+++ DATA PROVIDED

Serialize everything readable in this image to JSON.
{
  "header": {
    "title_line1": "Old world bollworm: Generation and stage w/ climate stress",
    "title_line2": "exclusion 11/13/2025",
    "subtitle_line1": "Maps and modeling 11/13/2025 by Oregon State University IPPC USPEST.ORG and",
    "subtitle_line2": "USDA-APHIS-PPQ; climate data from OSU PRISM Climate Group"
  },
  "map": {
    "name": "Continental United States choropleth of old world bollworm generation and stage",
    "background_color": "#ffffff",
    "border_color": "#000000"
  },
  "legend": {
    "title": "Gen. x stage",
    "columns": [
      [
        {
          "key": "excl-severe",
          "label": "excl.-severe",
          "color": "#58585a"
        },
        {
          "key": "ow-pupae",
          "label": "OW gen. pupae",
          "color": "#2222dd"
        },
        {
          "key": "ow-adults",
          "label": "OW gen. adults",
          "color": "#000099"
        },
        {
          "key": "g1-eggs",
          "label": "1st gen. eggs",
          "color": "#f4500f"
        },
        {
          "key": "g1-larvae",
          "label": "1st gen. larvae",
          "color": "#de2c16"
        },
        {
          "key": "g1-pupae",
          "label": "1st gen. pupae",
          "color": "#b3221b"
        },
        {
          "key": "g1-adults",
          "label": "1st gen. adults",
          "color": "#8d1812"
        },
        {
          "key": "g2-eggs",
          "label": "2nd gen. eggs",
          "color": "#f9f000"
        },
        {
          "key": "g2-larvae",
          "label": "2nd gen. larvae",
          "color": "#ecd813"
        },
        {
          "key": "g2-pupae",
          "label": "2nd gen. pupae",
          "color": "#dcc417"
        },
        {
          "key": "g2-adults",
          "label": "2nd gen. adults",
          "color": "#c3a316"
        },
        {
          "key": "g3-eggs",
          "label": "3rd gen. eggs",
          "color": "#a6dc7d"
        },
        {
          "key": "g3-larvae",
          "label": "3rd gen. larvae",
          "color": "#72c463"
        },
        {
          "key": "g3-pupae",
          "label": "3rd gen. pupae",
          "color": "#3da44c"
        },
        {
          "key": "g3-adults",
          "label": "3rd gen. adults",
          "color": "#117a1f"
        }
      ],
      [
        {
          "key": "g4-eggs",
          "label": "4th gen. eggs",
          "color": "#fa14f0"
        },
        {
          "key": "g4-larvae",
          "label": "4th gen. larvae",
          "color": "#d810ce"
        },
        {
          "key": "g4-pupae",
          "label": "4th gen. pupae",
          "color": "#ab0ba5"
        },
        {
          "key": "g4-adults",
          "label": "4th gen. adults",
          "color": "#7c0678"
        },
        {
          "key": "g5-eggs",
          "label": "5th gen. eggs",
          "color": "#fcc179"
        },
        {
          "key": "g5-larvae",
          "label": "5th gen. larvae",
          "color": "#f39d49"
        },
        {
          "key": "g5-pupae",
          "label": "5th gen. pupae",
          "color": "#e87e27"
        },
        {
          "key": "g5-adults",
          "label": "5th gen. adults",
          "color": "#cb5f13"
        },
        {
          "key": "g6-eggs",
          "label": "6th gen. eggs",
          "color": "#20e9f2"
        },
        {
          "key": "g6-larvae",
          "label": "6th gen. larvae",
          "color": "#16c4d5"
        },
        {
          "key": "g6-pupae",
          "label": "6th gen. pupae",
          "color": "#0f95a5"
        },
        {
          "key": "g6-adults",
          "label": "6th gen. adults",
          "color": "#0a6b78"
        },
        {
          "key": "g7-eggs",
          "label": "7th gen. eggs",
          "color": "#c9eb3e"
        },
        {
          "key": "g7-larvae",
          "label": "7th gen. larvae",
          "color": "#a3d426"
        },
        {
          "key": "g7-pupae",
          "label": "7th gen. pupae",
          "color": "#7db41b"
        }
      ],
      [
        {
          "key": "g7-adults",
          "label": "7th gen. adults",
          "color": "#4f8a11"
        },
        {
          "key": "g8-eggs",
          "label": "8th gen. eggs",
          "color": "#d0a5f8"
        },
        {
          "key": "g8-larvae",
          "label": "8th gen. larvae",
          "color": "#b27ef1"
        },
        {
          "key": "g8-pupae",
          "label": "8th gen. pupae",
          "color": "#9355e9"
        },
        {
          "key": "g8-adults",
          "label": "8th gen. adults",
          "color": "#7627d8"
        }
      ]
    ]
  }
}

++++++

From the records above, extract everything verbatim.

Serialize everything readable in this image to JSON.
{
  "header": {
    "title_line1": "Old world bollworm: Generation and stage w/ climate stress",
    "title_line2": "exclusion 11/13/2025",
    "subtitle_line1": "Maps and modeling 11/13/2025 by Oregon State University IPPC USPEST.ORG and",
    "subtitle_line2": "USDA-APHIS-PPQ; climate data from OSU PRISM Climate Group"
  },
  "map": {
    "name": "Continental United States choropleth of old world bollworm generation and stage",
    "background_color": "#ffffff",
    "border_color": "#000000"
  },
  "legend": {
    "title": "Gen. x stage",
    "columns": [
      [
        {
          "key": "excl-severe",
          "label": "excl.-severe",
          "color": "#58585a"
        },
        {
          "key": "ow-pupae",
          "label": "OW gen. pupae",
          "color": "#2222dd"
        },
        {
          "key": "ow-adults",
          "label": "OW gen. adults",
          "color": "#000099"
        },
        {
          "key": "g1-eggs",
          "label": "1st gen. eggs",
          "color": "#f4500f"
        },
        {
          "key": "g1-larvae",
          "label": "1st gen. larvae",
          "color": "#de2c16"
        },
        {
          "key": "g1-pupae",
          "label": "1st gen. pupae",
          "color": "#b3221b"
        },
        {
          "key": "g1-adults",
          "label": "1st gen. adults",
          "color": "#8d1812"
        },
        {
          "key": "g2-eggs",
          "label": "2nd gen. eggs",
          "color": "#f9f000"
        },
        {
          "key": "g2-larvae",
          "label": "2nd gen. larvae",
          "color": "#ecd813"
        },
        {
          "key": "g2-pupae",
          "label": "2nd gen. pupae",
          "color": "#dcc417"
        },
        {
          "key": "g2-adults",
          "label": "2nd gen. adults",
          "color": "#c3a316"
        },
        {
          "key": "g3-eggs",
          "label": "3rd gen. eggs",
          "color": "#a6dc7d"
        },
        {
          "key": "g3-larvae",
          "label": "3rd gen. larvae",
          "color": "#72c463"
        },
        {
          "key": "g3-pupae",
          "label": "3rd gen. pupae",
          "color": "#3da44c"
        },
        {
          "key": "g3-adults",
          "label": "3rd gen. adults",
          "color": "#117a1f"
        }
      ],
      [
        {
          "key": "g4-eggs",
          "label": "4th gen. eggs",
          "color": "#fa14f0"
        },
        {
          "key": "g4-larvae",
          "label": "4th gen. larvae",
          "color": "#d810ce"
        },
        {
          "key": "g4-pupae",
          "label": "4th gen. pupae",
          "color": "#ab0ba5"
        },
        {
          "key": "g4-adults",
          "label": "4th gen. adults",
          "color": "#7c0678"
        },
        {
          "key": "g5-eggs",
          "label": "5th gen. eggs",
          "color": "#fcc179"
        },
        {
          "key": "g5-larvae",
          "label": "5th gen. larvae",
          "color": "#f39d49"
        },
        {
          "key": "g5-pupae",
          "label": "5th gen. pupae",
          "color": "#e87e27"
        },
        {
          "key": "g5-adults",
          "label": "5th gen. adults",
          "color": "#cb5f13"
        },
        {
          "key": "g6-eggs",
          "label": "6th gen. eggs",
          "color": "#20e9f2"
        },
        {
          "key": "g6-larvae",
          "label": "6th gen. larvae",
          "color": "#16c4d5"
        },
        {
          "key": "g6-pupae",
          "label": "6th gen. pupae",
          "color": "#0f95a5"
        },
        {
          "key": "g6-adults",
          "label": "6th gen. adults",
          "color": "#0a6b78"
        },
        {
          "key": "g7-eggs",
          "label": "7th gen. eggs",
          "color": "#c9eb3e"
        },
        {
          "key": "g7-larvae",
          "label": "7th gen. larvae",
          "color": "#a3d426"
        },
        {
          "key": "g7-pupae",
          "label": "7th gen. pupae",
          "color": "#7db41b"
        }
      ],
      [
        {
          "key": "g7-adults",
          "label": "7th gen. adults",
          "color": "#4f8a11"
        },
        {
          "key": "g8-eggs",
          "label": "8th gen. eggs",
          "color": "#d0a5f8"
        },
        {
          "key": "g8-larvae",
          "label": "8th gen. larvae",
          "color": "#b27ef1"
        },
        {
          "key": "g8-pupae",
          "label": "8th gen. pupae",
          "color": "#9355e9"
        },
        {
          "key": "g8-adults",
          "label": "8th gen. adults",
          "color": "#7627d8"
        }
      ]
    ]
  }
}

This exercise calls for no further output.